* _Written exercise_: Set the listing down again exactly, please, apart from its pictures.

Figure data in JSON

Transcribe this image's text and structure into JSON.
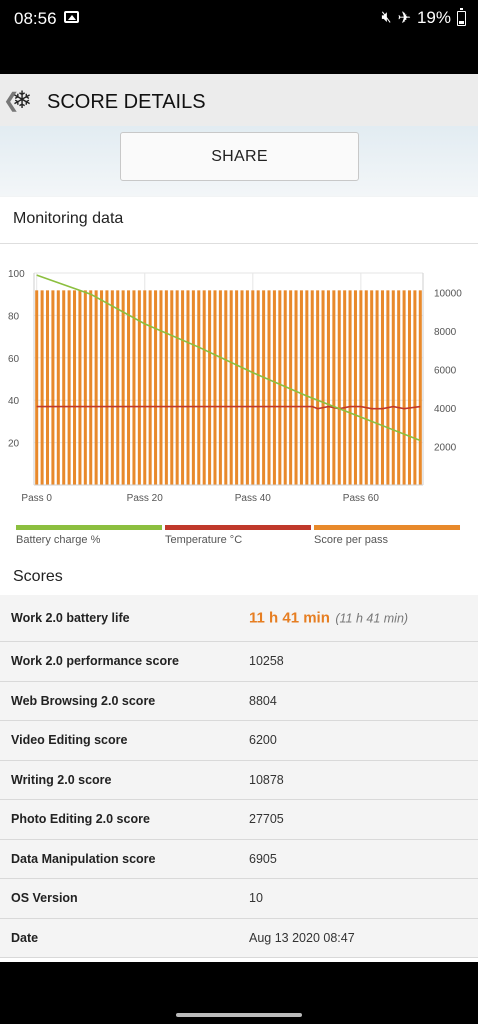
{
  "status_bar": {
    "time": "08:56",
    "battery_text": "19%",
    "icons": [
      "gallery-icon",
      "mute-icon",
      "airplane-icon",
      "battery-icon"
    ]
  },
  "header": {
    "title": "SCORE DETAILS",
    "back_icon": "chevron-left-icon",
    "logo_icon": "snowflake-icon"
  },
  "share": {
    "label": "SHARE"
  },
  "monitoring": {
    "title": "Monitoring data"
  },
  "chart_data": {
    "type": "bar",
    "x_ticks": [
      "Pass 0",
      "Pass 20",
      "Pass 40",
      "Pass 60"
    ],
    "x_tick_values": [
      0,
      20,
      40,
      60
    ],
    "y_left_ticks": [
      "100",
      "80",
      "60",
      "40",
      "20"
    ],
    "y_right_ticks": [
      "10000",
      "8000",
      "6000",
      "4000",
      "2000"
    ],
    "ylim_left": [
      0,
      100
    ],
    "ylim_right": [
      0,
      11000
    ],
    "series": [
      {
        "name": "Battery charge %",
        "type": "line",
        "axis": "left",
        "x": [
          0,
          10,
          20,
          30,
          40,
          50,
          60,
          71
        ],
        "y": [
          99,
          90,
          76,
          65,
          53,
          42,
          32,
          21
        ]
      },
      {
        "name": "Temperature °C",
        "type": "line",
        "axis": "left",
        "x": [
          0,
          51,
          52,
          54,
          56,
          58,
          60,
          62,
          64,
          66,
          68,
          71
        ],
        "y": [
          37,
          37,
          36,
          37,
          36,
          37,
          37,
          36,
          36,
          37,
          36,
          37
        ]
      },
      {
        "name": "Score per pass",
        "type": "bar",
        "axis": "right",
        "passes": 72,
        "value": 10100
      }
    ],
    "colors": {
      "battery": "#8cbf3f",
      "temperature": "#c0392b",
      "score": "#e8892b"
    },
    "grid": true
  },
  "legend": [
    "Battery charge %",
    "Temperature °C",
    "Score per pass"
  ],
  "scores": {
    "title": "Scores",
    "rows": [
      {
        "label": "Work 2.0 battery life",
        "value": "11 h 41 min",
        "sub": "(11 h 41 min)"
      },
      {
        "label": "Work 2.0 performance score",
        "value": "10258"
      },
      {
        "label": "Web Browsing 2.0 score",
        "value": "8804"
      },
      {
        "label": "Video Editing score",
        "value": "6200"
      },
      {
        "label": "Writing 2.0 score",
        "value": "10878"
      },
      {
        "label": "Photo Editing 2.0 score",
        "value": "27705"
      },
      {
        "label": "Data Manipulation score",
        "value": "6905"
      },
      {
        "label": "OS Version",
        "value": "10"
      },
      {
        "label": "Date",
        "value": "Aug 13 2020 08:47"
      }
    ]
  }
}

* _Reply to the exercise_:
Transcribe this image's text and structure into JSON.
{
  "status_bar": {
    "time": "08:56",
    "battery_text": "19%",
    "icons": [
      "gallery-icon",
      "mute-icon",
      "airplane-icon",
      "battery-icon"
    ]
  },
  "header": {
    "title": "SCORE DETAILS",
    "back_icon": "chevron-left-icon",
    "logo_icon": "snowflake-icon"
  },
  "share": {
    "label": "SHARE"
  },
  "monitoring": {
    "title": "Monitoring data"
  },
  "chart_data": {
    "type": "bar",
    "x_ticks": [
      "Pass 0",
      "Pass 20",
      "Pass 40",
      "Pass 60"
    ],
    "x_tick_values": [
      0,
      20,
      40,
      60
    ],
    "y_left_ticks": [
      "100",
      "80",
      "60",
      "40",
      "20"
    ],
    "y_right_ticks": [
      "10000",
      "8000",
      "6000",
      "4000",
      "2000"
    ],
    "ylim_left": [
      0,
      100
    ],
    "ylim_right": [
      0,
      11000
    ],
    "series": [
      {
        "name": "Battery charge %",
        "type": "line",
        "axis": "left",
        "x": [
          0,
          10,
          20,
          30,
          40,
          50,
          60,
          71
        ],
        "y": [
          99,
          90,
          76,
          65,
          53,
          42,
          32,
          21
        ]
      },
      {
        "name": "Temperature °C",
        "type": "line",
        "axis": "left",
        "x": [
          0,
          51,
          52,
          54,
          56,
          58,
          60,
          62,
          64,
          66,
          68,
          71
        ],
        "y": [
          37,
          37,
          36,
          37,
          36,
          37,
          37,
          36,
          36,
          37,
          36,
          37
        ]
      },
      {
        "name": "Score per pass",
        "type": "bar",
        "axis": "right",
        "passes": 72,
        "value": 10100
      }
    ],
    "colors": {
      "battery": "#8cbf3f",
      "temperature": "#c0392b",
      "score": "#e8892b"
    },
    "grid": true
  },
  "legend": [
    "Battery charge %",
    "Temperature °C",
    "Score per pass"
  ],
  "scores": {
    "title": "Scores",
    "rows": [
      {
        "label": "Work 2.0 battery life",
        "value": "11 h 41 min",
        "sub": "(11 h 41 min)"
      },
      {
        "label": "Work 2.0 performance score",
        "value": "10258"
      },
      {
        "label": "Web Browsing 2.0 score",
        "value": "8804"
      },
      {
        "label": "Video Editing score",
        "value": "6200"
      },
      {
        "label": "Writing 2.0 score",
        "value": "10878"
      },
      {
        "label": "Photo Editing 2.0 score",
        "value": "27705"
      },
      {
        "label": "Data Manipulation score",
        "value": "6905"
      },
      {
        "label": "OS Version",
        "value": "10"
      },
      {
        "label": "Date",
        "value": "Aug 13 2020 08:47"
      }
    ]
  }
}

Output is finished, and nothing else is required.